┌──

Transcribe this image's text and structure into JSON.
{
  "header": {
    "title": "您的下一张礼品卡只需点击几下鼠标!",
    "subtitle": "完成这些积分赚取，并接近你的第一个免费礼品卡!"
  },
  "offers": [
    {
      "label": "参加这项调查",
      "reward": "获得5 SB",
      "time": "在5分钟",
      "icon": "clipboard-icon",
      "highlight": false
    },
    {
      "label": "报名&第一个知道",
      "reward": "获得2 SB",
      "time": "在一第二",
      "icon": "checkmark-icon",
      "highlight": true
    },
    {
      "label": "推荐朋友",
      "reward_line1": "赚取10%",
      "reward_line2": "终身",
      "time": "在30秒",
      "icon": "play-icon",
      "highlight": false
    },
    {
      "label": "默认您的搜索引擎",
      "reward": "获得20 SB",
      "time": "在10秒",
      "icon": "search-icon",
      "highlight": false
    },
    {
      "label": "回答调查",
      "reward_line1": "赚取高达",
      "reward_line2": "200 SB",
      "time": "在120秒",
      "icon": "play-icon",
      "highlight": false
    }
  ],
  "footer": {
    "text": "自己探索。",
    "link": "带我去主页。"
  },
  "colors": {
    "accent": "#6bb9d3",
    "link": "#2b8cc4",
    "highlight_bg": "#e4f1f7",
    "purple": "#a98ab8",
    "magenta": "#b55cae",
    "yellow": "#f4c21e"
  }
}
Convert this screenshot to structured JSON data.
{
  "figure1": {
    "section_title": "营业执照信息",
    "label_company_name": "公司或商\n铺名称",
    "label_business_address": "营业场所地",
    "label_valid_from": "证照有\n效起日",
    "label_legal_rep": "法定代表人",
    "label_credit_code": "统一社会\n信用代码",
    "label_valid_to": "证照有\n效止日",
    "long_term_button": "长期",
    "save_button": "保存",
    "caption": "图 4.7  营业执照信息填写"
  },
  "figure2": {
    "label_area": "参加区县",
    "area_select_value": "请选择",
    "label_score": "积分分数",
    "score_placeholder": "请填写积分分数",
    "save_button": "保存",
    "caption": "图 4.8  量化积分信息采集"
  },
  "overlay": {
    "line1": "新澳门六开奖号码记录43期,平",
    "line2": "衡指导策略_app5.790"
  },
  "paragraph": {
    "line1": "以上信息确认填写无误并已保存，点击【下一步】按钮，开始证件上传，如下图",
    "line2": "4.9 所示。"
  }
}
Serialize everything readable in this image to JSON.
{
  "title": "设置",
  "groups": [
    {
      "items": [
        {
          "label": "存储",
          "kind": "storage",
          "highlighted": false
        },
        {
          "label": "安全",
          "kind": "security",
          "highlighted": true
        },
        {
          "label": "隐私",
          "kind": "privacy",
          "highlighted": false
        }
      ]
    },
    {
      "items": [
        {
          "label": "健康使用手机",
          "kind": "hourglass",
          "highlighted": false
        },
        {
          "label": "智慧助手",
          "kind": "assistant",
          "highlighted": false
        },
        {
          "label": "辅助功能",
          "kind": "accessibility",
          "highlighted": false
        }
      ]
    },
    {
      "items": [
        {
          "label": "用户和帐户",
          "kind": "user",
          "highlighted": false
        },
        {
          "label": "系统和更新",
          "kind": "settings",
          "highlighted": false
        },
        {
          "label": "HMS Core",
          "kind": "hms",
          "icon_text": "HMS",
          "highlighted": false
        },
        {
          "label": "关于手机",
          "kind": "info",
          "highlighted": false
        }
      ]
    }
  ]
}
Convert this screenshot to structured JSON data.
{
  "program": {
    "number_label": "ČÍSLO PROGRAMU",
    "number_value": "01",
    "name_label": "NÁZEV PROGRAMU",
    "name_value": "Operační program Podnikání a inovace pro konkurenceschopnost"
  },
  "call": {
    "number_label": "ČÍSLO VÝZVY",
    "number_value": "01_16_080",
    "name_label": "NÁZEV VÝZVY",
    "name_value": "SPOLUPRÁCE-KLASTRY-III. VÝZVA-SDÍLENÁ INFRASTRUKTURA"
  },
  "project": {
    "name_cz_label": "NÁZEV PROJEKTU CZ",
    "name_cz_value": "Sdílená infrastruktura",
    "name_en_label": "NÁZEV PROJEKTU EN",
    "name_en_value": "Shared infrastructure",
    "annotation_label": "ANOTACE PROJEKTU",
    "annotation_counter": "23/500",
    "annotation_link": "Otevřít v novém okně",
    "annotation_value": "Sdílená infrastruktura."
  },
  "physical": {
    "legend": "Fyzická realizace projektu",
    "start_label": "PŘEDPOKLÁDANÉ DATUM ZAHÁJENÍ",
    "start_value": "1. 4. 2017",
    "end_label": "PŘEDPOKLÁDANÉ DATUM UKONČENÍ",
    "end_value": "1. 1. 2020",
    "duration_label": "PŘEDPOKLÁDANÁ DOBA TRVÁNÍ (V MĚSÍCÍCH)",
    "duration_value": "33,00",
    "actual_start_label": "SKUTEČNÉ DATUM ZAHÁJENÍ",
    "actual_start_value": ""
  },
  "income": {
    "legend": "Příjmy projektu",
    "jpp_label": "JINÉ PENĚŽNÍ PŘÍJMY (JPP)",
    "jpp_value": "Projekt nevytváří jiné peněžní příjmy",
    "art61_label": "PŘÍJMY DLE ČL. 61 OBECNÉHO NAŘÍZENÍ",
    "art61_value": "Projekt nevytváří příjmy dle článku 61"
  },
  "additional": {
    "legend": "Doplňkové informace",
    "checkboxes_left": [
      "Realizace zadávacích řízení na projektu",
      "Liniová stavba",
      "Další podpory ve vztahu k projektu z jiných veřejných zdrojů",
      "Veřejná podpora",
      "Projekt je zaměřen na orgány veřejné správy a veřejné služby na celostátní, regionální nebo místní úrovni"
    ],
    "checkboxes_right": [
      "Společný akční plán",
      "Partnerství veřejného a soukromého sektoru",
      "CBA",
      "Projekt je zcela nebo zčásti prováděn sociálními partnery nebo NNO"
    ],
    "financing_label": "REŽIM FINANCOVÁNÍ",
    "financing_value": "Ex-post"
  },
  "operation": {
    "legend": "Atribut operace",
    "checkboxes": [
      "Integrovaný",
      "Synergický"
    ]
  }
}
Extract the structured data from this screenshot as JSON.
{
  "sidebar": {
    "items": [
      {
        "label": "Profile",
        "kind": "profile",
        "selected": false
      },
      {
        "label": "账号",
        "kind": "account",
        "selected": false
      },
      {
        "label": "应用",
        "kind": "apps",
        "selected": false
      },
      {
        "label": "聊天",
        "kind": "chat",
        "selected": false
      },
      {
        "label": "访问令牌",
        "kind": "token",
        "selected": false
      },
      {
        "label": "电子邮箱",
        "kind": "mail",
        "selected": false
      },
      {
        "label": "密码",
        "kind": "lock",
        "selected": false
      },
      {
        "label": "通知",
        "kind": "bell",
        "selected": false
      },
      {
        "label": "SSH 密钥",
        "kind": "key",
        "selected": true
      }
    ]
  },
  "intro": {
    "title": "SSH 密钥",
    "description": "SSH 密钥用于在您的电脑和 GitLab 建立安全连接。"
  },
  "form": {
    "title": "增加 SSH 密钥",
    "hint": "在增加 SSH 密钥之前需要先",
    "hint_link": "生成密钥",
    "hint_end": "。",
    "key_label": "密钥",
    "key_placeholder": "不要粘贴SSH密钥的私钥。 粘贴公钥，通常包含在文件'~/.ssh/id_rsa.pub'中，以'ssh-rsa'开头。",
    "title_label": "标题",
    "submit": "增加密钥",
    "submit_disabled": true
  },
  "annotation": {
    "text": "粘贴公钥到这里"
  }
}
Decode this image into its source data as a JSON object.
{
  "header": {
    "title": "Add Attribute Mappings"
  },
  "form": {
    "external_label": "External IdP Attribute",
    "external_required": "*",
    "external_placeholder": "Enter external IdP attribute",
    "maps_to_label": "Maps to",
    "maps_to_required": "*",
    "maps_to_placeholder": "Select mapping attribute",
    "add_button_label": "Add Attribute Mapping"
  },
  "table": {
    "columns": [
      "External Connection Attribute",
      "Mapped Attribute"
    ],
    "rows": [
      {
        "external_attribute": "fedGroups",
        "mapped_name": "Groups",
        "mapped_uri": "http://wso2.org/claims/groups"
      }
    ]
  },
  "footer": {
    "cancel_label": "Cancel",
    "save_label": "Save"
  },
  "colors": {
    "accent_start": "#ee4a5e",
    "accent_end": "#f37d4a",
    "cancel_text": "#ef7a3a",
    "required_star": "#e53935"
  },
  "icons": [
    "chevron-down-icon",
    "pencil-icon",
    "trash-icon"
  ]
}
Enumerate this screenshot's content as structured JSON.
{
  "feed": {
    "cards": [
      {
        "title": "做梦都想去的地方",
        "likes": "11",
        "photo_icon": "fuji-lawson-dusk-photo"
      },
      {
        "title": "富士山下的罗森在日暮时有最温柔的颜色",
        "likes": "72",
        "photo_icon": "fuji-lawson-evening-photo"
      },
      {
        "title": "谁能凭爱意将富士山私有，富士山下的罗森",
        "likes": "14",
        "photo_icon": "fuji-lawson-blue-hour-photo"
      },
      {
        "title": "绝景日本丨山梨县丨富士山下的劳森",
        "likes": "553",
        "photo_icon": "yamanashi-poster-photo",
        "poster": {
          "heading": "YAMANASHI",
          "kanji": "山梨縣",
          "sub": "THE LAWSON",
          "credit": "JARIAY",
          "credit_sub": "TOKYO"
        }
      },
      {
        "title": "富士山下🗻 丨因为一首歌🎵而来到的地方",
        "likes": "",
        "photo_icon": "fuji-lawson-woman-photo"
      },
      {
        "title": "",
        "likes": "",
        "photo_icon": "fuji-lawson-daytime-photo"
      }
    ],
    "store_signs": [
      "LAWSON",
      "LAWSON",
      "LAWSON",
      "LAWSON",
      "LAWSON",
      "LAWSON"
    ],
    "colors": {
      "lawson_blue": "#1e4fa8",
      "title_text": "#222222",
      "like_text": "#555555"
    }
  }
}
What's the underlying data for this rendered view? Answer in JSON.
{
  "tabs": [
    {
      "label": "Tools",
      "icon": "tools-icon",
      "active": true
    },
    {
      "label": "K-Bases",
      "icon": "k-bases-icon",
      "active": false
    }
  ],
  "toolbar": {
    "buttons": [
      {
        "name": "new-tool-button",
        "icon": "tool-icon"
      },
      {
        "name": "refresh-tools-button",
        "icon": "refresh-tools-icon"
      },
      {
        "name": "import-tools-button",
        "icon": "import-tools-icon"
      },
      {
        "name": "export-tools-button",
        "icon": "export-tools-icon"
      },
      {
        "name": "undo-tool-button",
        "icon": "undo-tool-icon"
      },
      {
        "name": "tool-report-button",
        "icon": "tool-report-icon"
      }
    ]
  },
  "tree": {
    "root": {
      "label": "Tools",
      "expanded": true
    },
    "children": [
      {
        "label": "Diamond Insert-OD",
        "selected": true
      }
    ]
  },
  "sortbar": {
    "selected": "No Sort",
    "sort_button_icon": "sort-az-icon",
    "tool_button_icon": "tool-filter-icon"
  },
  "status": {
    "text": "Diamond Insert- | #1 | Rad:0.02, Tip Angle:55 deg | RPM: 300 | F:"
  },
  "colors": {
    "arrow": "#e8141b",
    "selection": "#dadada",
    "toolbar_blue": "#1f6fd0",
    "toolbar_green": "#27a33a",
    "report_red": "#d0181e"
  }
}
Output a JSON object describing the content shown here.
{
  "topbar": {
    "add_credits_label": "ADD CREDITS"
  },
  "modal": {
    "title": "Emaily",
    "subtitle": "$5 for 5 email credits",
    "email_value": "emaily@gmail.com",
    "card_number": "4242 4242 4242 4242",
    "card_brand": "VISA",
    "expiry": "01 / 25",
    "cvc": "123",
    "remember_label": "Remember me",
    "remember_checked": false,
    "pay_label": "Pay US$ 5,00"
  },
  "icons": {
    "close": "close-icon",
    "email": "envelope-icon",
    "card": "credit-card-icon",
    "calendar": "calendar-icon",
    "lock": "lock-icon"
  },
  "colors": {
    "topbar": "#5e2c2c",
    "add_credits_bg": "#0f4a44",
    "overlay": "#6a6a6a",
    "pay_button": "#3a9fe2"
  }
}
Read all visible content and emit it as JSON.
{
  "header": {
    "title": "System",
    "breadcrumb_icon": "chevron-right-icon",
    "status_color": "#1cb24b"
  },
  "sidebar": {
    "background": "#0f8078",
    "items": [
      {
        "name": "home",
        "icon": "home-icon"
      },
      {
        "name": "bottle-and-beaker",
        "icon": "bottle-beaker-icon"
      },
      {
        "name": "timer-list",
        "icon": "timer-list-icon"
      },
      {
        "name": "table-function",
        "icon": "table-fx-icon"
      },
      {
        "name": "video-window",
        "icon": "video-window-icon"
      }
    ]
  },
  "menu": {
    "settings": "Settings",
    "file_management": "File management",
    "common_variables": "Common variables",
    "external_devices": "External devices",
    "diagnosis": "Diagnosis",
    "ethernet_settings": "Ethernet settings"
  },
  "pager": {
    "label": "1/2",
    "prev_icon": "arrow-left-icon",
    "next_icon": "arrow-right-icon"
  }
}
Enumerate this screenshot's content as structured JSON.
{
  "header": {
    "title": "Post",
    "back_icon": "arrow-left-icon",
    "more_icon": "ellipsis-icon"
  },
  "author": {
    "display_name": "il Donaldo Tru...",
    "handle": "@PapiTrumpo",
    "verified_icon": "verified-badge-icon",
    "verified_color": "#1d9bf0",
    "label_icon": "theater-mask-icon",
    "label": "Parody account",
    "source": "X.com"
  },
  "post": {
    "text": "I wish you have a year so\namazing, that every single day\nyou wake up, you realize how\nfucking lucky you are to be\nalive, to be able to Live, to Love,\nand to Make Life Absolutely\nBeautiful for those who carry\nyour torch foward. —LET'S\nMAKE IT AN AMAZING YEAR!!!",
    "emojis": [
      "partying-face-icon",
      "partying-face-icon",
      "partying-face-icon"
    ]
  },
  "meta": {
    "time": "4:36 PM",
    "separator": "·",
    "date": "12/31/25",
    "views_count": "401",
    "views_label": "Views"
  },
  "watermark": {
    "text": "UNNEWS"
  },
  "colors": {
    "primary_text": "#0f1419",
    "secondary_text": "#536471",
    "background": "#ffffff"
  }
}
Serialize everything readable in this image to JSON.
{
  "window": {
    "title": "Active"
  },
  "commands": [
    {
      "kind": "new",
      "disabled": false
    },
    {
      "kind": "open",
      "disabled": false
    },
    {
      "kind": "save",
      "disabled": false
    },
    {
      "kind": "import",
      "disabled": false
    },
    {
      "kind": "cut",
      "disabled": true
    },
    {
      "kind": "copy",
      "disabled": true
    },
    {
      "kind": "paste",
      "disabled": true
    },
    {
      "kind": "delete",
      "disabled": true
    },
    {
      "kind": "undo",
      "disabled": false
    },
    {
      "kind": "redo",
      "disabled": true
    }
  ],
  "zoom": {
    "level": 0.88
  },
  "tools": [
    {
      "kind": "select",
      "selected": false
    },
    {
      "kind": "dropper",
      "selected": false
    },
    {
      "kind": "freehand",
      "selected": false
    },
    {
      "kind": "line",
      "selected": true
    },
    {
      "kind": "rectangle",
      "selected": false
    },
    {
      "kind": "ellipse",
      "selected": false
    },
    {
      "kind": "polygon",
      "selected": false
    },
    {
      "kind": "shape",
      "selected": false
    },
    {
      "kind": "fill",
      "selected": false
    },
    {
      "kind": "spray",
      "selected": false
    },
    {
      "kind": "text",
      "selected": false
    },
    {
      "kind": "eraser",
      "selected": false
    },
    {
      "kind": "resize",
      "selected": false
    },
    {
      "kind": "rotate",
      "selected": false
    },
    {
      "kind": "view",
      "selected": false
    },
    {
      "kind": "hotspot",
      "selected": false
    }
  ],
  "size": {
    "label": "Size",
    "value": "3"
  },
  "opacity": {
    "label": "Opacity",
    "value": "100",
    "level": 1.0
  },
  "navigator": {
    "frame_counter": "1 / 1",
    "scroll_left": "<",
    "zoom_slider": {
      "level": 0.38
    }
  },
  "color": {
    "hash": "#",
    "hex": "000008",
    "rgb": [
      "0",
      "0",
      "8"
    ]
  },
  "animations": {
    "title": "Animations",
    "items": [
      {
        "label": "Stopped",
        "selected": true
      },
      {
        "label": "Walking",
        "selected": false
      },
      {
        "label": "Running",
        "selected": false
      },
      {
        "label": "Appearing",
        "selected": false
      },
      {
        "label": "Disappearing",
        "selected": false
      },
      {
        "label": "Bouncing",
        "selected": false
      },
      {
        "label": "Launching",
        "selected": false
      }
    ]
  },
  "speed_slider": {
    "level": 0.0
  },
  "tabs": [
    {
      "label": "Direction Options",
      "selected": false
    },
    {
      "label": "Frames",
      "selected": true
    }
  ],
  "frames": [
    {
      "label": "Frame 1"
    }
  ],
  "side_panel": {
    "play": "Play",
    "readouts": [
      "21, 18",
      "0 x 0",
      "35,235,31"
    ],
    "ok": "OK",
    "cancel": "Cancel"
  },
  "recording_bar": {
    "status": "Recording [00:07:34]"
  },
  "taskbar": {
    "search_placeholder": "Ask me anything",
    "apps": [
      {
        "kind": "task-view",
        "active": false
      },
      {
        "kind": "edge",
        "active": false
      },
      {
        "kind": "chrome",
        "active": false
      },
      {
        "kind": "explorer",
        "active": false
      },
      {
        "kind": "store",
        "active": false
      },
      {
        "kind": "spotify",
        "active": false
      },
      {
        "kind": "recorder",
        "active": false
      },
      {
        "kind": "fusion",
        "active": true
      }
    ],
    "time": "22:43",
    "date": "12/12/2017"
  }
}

└──

**WHAT YOU ARE ASKED TO DO:**
Pull out each line of the records holding the string "into".

**TASK OUTPUT:**
Transcribe this image's text and structure into JSON.
Decode this image into its source data as a JSON object.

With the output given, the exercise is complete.